● **Instructions to follow**: Pick out the lines containing "stages".

Extracted records
------------------------------
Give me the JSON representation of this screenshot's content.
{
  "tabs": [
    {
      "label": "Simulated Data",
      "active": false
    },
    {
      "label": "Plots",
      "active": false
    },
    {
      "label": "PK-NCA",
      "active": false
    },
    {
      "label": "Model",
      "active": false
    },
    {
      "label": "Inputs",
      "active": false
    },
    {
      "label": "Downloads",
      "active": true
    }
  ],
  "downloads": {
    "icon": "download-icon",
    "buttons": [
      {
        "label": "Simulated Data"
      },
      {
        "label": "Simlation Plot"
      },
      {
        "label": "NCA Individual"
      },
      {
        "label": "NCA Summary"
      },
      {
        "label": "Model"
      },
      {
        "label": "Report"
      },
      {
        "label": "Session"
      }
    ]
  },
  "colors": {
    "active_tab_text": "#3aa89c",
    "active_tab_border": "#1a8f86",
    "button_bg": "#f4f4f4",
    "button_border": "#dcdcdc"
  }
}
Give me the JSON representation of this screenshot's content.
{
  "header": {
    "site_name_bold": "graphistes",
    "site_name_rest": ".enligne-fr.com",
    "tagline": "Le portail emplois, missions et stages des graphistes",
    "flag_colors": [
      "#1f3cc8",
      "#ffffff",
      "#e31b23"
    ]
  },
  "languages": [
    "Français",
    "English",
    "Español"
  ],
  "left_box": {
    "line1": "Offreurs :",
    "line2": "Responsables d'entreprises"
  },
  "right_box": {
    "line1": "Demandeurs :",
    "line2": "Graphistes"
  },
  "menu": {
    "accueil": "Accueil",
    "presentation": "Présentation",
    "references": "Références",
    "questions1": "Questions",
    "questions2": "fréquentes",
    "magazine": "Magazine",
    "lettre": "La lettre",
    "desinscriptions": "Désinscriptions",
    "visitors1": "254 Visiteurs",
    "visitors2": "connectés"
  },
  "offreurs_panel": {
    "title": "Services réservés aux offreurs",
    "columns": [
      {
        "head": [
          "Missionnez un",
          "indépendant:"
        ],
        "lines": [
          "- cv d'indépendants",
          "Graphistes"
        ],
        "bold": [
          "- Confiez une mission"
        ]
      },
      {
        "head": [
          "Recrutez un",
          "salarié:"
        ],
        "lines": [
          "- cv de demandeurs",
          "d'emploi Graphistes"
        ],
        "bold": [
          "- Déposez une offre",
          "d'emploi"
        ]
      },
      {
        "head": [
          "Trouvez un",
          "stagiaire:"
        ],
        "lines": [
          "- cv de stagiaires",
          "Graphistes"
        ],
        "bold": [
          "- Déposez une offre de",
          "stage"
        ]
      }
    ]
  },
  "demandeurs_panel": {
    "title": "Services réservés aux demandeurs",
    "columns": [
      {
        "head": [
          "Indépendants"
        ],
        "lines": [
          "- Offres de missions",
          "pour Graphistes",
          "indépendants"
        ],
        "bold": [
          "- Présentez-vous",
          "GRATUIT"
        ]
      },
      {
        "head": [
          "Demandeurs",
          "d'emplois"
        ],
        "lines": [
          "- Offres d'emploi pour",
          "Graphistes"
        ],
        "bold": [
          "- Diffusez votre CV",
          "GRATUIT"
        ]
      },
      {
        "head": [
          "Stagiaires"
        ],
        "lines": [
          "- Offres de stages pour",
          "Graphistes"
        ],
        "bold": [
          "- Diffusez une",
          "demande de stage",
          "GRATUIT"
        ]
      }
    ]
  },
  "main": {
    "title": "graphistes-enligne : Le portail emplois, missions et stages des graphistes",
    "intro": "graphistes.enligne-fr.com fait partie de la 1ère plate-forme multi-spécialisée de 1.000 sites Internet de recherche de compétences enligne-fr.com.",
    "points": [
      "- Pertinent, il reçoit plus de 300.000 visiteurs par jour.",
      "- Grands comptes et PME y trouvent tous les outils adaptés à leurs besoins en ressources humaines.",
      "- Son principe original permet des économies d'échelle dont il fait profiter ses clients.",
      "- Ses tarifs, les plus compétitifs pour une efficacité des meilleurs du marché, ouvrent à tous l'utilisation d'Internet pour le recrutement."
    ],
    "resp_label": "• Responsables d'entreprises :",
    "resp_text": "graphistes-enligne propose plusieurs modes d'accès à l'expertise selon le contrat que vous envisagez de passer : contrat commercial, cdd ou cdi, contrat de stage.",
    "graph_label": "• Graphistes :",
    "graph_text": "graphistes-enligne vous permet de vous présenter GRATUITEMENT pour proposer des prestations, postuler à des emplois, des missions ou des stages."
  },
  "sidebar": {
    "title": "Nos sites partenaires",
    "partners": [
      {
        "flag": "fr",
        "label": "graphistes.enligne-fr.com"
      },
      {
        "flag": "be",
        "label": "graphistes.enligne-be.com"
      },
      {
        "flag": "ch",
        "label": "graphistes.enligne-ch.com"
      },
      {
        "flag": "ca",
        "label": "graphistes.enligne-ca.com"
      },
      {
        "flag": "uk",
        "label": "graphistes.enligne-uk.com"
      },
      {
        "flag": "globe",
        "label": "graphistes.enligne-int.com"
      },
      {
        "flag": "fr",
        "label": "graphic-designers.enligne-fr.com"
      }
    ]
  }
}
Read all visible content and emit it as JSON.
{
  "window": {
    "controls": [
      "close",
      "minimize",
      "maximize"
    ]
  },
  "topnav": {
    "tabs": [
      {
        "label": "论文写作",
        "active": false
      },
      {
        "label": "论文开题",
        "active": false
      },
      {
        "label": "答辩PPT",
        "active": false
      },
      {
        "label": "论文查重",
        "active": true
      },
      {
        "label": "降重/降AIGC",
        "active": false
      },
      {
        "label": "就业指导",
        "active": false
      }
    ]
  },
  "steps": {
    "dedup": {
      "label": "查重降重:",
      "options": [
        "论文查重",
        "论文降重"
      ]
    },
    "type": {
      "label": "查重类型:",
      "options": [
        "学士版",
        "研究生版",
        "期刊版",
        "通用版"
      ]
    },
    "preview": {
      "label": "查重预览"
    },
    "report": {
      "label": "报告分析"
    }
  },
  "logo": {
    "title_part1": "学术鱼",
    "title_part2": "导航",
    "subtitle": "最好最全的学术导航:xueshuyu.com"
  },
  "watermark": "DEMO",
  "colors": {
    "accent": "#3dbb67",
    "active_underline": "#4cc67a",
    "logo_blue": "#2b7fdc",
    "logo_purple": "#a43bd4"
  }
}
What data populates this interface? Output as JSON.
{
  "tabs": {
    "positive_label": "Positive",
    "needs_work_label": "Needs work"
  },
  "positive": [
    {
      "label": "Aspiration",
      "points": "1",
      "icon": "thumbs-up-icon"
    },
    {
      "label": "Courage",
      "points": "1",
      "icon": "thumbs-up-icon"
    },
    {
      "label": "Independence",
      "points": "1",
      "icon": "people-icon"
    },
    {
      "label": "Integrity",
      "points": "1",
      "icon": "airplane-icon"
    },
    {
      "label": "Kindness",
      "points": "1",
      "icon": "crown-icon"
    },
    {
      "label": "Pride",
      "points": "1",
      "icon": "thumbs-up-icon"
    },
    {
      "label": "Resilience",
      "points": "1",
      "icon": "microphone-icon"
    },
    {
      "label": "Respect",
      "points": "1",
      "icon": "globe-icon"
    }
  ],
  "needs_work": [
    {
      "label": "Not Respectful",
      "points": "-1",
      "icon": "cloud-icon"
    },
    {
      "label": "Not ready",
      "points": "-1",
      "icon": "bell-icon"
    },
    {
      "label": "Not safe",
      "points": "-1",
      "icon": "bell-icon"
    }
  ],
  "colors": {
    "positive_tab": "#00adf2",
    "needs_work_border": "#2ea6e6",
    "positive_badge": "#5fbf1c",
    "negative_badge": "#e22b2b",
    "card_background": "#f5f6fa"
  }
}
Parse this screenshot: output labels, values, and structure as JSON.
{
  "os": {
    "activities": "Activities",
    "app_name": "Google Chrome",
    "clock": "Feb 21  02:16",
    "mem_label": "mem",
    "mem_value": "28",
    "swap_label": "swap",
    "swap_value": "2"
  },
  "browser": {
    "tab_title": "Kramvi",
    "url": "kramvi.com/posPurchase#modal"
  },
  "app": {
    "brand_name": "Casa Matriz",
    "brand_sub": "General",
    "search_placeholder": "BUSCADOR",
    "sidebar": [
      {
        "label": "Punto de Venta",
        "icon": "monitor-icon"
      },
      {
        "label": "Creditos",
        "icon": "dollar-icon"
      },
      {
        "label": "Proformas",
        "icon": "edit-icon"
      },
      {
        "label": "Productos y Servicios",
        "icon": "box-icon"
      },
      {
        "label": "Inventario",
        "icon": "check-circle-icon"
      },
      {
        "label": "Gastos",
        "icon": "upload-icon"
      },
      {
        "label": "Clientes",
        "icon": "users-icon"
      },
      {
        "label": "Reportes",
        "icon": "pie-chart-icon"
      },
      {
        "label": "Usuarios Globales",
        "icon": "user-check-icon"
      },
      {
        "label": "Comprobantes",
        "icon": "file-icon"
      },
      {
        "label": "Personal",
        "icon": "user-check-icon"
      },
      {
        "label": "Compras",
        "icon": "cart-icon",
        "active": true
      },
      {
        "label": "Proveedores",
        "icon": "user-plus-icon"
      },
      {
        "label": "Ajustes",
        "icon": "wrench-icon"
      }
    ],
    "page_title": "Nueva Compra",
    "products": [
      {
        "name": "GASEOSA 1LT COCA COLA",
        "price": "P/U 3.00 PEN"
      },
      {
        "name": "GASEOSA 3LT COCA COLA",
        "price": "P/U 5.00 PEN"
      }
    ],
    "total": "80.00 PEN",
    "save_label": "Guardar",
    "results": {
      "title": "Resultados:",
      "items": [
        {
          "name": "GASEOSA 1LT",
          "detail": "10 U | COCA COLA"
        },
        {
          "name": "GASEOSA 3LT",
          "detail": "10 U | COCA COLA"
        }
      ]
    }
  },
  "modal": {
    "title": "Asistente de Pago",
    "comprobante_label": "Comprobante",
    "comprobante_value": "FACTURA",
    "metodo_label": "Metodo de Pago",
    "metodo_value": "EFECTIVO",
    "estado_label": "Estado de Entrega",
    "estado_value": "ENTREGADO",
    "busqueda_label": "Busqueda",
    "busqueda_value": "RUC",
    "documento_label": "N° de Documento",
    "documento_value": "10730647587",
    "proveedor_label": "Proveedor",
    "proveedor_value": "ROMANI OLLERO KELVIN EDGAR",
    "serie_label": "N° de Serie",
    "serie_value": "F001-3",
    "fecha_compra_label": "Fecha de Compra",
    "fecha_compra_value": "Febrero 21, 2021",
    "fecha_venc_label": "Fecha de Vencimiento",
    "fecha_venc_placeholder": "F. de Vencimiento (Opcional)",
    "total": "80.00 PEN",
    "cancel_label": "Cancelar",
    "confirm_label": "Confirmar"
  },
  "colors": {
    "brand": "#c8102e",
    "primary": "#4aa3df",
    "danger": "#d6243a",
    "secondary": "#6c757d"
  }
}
------------------------------
● **Written reply**:
    "tagline": "Le portail emplois, missions et stages des graphistes",
          "- Offres de stages pour",
    "title": "graphistes-enligne : Le portail emplois, missions et stages des graphistes",
    "graph_text": "graphistes-enligne vous permet de vous présenter GRATUITEMENT pour proposer des prestations, postuler à des emplois, des missions ou des stages."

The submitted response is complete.